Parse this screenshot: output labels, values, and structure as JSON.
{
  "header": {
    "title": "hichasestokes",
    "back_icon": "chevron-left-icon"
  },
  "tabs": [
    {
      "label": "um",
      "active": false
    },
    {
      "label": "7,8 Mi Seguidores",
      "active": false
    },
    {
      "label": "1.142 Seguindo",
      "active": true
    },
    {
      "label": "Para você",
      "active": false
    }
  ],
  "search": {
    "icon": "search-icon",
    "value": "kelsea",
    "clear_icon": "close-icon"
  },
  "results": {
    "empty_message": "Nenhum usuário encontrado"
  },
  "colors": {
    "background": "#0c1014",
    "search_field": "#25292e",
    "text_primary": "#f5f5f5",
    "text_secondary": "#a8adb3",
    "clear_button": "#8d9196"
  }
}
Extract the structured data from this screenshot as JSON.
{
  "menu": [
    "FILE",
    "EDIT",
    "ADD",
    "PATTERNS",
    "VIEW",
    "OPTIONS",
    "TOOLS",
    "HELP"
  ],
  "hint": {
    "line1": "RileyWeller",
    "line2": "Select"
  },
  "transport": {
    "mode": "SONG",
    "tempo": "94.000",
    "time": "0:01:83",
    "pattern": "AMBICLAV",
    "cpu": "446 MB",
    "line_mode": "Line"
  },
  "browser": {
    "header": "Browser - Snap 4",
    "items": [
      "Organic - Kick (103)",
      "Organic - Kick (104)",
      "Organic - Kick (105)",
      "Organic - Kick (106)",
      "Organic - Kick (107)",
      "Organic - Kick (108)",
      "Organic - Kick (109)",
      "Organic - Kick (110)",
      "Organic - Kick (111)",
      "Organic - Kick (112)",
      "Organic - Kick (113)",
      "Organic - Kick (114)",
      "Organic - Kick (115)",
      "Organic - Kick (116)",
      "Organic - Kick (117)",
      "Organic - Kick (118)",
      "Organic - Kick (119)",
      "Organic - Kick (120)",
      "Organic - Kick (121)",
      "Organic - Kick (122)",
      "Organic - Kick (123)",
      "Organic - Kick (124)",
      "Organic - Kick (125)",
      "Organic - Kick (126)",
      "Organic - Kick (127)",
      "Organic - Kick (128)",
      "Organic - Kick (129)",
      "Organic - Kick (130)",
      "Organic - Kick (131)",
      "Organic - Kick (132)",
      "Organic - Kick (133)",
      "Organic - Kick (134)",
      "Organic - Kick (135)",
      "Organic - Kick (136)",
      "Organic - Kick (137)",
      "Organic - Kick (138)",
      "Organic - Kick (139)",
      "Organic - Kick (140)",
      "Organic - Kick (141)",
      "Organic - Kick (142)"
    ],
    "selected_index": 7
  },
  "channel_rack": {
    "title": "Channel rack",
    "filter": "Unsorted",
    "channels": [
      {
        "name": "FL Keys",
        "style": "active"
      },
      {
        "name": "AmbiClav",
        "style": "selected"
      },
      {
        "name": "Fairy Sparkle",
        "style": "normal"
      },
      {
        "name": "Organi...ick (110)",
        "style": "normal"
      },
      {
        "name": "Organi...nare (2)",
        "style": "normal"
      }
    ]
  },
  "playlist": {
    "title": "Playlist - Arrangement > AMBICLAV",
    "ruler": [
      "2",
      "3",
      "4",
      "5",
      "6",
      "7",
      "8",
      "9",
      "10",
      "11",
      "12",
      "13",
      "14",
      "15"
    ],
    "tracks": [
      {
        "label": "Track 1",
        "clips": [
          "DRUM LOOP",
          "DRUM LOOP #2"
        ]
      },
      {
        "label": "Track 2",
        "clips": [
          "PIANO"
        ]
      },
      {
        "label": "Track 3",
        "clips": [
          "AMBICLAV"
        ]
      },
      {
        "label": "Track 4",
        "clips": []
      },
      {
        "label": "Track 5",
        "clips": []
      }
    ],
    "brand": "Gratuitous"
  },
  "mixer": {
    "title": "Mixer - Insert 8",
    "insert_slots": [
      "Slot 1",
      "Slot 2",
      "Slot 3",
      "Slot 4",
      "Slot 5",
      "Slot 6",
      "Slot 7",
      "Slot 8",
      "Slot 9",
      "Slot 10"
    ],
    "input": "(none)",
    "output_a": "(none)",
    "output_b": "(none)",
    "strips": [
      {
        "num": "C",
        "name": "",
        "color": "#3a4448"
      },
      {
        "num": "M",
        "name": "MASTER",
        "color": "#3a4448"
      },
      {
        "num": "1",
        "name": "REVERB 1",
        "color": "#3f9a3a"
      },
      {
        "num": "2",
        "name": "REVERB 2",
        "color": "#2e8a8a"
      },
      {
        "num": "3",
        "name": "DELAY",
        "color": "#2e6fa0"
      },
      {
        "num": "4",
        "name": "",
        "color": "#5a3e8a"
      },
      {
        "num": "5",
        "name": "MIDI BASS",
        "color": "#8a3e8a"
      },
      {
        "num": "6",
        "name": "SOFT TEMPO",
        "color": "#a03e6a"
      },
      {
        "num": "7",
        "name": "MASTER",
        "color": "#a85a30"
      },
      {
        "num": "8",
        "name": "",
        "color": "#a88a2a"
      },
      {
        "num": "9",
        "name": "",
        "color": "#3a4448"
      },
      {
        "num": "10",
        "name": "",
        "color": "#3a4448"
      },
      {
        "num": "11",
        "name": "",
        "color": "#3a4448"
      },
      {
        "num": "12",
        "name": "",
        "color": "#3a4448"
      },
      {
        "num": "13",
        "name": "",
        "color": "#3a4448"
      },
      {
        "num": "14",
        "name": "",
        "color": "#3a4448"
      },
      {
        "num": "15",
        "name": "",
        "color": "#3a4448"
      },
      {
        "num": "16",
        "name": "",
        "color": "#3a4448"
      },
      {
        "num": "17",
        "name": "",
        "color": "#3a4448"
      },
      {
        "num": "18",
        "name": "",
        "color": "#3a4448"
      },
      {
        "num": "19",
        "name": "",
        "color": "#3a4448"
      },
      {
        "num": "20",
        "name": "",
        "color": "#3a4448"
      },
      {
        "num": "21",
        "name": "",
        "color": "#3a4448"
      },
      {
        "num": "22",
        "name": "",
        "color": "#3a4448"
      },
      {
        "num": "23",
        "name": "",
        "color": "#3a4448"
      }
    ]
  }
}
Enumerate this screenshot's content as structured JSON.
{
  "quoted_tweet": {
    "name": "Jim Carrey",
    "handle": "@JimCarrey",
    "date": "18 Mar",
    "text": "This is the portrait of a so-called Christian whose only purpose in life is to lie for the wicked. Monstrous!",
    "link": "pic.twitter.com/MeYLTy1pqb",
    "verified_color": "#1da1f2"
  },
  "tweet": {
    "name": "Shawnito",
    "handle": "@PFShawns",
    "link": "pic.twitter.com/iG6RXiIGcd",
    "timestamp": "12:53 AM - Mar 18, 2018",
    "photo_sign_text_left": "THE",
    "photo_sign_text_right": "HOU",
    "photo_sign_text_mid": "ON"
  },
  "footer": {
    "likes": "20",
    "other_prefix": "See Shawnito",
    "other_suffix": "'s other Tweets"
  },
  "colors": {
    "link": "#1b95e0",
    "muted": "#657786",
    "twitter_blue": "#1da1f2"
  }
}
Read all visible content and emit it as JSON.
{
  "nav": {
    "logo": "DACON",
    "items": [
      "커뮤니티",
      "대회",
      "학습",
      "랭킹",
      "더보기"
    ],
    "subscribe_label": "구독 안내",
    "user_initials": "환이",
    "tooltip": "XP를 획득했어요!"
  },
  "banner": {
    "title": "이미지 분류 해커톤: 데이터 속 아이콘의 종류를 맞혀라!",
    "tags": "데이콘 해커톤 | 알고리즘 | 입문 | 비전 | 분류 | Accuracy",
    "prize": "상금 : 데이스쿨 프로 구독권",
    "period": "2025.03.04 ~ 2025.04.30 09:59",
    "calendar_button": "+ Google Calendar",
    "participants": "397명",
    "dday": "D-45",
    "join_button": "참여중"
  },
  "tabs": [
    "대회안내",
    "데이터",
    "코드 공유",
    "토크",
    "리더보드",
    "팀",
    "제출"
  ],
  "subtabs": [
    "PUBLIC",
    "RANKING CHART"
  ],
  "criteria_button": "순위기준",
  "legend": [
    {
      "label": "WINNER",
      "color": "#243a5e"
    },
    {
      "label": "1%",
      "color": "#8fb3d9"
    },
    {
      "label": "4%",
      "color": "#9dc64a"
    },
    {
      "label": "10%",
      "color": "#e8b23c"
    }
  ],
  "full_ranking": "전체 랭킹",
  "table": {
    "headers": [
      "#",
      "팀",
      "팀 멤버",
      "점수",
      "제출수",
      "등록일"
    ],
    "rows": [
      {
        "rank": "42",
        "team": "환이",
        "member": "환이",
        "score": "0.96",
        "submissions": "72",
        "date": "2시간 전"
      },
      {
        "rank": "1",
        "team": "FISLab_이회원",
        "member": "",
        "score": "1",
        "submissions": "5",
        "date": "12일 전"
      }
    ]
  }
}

--------------------

Give back the lines above exactly, from the one with "Read all visible content and emit it as JSON." through the last line.

__Written reply__:
Read all visible content and emit it as JSON.
{
  "nav": {
    "logo": "DACON",
    "items": [
      "커뮤니티",
      "대회",
      "학습",
      "랭킹",
      "더보기"
    ],
    "subscribe_label": "구독 안내",
    "user_initials": "환이",
    "tooltip": "XP를 획득했어요!"
  },
  "banner": {
    "title": "이미지 분류 해커톤: 데이터 속 아이콘의 종류를 맞혀라!",
    "tags": "데이콘 해커톤 | 알고리즘 | 입문 | 비전 | 분류 | Accuracy",
    "prize": "상금 : 데이스쿨 프로 구독권",
    "period": "2025.03.04 ~ 2025.04.30 09:59",
    "calendar_button": "+ Google Calendar",
    "participants": "397명",
    "dday": "D-45",
    "join_button": "참여중"
  },
  "tabs": [
    "대회안내",
    "데이터",
    "코드 공유",
    "토크",
    "리더보드",
    "팀",
    "제출"
  ],
  "subtabs": [
    "PUBLIC",
    "RANKING CHART"
  ],
  "criteria_button": "순위기준",
  "legend": [
    {
      "label": "WINNER",
      "color": "#243a5e"
    },
    {
      "label": "1%",
      "color": "#8fb3d9"
    },
    {
      "label": "4%",
      "color": "#9dc64a"
    },
    {
      "label": "10%",
      "color": "#e8b23c"
    }
  ],
  "full_ranking": "전체 랭킹",
  "table": {
    "headers": [
      "#",
      "팀",
      "팀 멤버",
      "점수",
      "제출수",
      "등록일"
    ],
    "rows": [
      {
        "rank": "42",
        "team": "환이",
        "member": "환이",
        "score": "0.96",
        "submissions": "72",
        "date": "2시간 전"
      },
      {
        "rank": "1",
        "team": "FISLab_이회원",
        "member": "",
        "score": "1",
        "submissions": "5",
        "date": "12일 전"
      }
    ]
  }
}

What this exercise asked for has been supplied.